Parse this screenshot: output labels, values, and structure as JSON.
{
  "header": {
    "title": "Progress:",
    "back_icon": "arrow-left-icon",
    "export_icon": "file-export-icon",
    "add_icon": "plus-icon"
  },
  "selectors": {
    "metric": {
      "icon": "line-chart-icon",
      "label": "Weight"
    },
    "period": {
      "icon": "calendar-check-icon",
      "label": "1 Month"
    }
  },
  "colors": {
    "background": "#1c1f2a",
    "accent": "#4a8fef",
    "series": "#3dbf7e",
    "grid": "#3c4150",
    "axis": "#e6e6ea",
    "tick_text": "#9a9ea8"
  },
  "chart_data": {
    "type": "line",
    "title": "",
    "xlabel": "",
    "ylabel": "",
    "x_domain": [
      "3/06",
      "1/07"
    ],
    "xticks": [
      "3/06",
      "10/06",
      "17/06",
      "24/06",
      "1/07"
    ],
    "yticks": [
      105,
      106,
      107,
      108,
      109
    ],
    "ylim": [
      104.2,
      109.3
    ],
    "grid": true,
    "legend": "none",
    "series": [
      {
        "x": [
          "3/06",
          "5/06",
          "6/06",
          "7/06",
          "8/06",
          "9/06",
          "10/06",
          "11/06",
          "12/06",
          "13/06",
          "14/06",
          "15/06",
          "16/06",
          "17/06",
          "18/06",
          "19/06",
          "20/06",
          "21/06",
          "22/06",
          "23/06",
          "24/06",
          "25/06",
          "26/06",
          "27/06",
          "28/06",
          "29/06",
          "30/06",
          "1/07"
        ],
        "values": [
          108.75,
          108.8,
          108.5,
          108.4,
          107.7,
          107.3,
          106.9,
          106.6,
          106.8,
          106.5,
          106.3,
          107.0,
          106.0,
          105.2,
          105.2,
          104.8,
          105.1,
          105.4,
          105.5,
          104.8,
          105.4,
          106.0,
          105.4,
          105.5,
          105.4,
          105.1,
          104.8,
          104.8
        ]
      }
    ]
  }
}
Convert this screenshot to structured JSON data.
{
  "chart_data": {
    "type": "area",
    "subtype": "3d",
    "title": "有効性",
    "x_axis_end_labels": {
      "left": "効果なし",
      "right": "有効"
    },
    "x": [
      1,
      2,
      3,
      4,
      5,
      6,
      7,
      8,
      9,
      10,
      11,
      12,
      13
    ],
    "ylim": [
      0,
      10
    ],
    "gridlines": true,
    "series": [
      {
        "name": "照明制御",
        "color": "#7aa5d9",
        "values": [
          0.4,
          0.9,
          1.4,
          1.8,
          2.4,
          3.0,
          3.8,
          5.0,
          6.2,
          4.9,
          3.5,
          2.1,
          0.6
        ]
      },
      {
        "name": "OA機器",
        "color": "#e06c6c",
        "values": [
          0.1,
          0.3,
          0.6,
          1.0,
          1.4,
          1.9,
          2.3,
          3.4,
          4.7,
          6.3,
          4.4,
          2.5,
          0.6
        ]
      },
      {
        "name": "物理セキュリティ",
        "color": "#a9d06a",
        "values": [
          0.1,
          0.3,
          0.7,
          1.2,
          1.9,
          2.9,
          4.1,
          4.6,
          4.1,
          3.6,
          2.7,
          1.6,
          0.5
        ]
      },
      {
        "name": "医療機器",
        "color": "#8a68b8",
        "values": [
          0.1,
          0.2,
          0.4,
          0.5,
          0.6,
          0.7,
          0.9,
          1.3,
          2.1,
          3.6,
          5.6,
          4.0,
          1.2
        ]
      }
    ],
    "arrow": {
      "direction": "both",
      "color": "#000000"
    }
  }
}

# # # # #

◆ GIVEN EXERCISE: Find each line that has the word "this", then copy it out.

◆ RESULT:
Parse this screenshot: output labels, values, and structure as JSON.
Convert this screenshot to structured JSON data.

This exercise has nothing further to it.